[Begin]
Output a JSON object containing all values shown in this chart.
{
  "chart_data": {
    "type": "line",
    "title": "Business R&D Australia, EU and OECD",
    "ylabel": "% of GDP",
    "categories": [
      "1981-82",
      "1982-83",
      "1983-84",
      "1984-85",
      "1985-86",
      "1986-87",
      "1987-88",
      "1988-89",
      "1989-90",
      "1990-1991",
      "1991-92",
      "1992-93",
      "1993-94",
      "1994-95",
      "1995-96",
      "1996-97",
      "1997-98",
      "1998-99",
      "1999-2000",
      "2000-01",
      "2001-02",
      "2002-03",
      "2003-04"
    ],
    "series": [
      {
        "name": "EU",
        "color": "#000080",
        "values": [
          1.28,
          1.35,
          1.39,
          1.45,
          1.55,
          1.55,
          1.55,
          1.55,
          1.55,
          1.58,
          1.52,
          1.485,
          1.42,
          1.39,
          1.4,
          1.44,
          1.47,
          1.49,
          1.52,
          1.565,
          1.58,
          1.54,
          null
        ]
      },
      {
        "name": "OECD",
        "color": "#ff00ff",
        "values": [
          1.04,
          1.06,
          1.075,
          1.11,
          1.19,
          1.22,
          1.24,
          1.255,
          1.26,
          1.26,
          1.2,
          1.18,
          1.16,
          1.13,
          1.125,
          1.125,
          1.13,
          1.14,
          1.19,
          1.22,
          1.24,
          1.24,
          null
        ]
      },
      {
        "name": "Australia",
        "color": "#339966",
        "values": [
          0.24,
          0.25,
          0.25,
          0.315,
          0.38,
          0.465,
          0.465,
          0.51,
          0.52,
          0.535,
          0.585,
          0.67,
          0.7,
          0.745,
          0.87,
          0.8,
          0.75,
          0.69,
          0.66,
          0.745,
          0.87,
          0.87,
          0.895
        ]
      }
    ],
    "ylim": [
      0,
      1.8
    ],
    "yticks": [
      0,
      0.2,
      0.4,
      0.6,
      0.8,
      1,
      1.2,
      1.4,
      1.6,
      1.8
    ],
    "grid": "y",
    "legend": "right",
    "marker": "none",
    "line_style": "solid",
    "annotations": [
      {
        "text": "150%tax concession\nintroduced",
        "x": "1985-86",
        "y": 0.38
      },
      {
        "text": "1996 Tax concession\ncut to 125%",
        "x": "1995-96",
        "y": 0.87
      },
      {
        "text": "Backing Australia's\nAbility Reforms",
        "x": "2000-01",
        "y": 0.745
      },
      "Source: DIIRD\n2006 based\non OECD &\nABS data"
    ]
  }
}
[End]
→ **WHAT THE TASK REQUIRES**:
All of the entries should be written out again exactly.

→ **COMPLETE RESPONSE**:
Output a JSON object containing all values shown in this chart.
{
  "chart_data": {
    "type": "line",
    "title": "Business R&D Australia, EU and OECD",
    "ylabel": "% of GDP",
    "categories": [
      "1981-82",
      "1982-83",
      "1983-84",
      "1984-85",
      "1985-86",
      "1986-87",
      "1987-88",
      "1988-89",
      "1989-90",
      "1990-1991",
      "1991-92",
      "1992-93",
      "1993-94",
      "1994-95",
      "1995-96",
      "1996-97",
      "1997-98",
      "1998-99",
      "1999-2000",
      "2000-01",
      "2001-02",
      "2002-03",
      "2003-04"
    ],
    "series": [
      {
        "name": "EU",
        "color": "#000080",
        "values": [
          1.28,
          1.35,
          1.39,
          1.45,
          1.55,
          1.55,
          1.55,
          1.55,
          1.55,
          1.58,
          1.52,
          1.485,
          1.42,
          1.39,
          1.4,
          1.44,
          1.47,
          1.49,
          1.52,
          1.565,
          1.58,
          1.54,
          null
        ]
      },
      {
        "name": "OECD",
        "color": "#ff00ff",
        "values": [
          1.04,
          1.06,
          1.075,
          1.11,
          1.19,
          1.22,
          1.24,
          1.255,
          1.26,
          1.26,
          1.2,
          1.18,
          1.16,
          1.13,
          1.125,
          1.125,
          1.13,
          1.14,
          1.19,
          1.22,
          1.24,
          1.24,
          null
        ]
      },
      {
        "name": "Australia",
        "color": "#339966",
        "values": [
          0.24,
          0.25,
          0.25,
          0.315,
          0.38,
          0.465,
          0.465,
          0.51,
          0.52,
          0.535,
          0.585,
          0.67,
          0.7,
          0.745,
          0.87,
          0.8,
          0.75,
          0.69,
          0.66,
          0.745,
          0.87,
          0.87,
          0.895
        ]
      }
    ],
    "ylim": [
      0,
      1.8
    ],
    "yticks": [
      0,
      0.2,
      0.4,
      0.6,
      0.8,
      1,
      1.2,
      1.4,
      1.6,
      1.8
    ],
    "grid": "y",
    "legend": "right",
    "marker": "none",
    "line_style": "solid",
    "annotations": [
      {
        "text": "150%tax concession\nintroduced",
        "x": "1985-86",
        "y": 0.38
      },
      {
        "text": "1996 Tax concession\ncut to 125%",
        "x": "1995-96",
        "y": 0.87
      },
      {
        "text": "Backing Australia's\nAbility Reforms",
        "x": "2000-01",
        "y": 0.745
      },
      "Source: DIIRD\n2006 based\non OECD &\nABS data"
    ]
  }
}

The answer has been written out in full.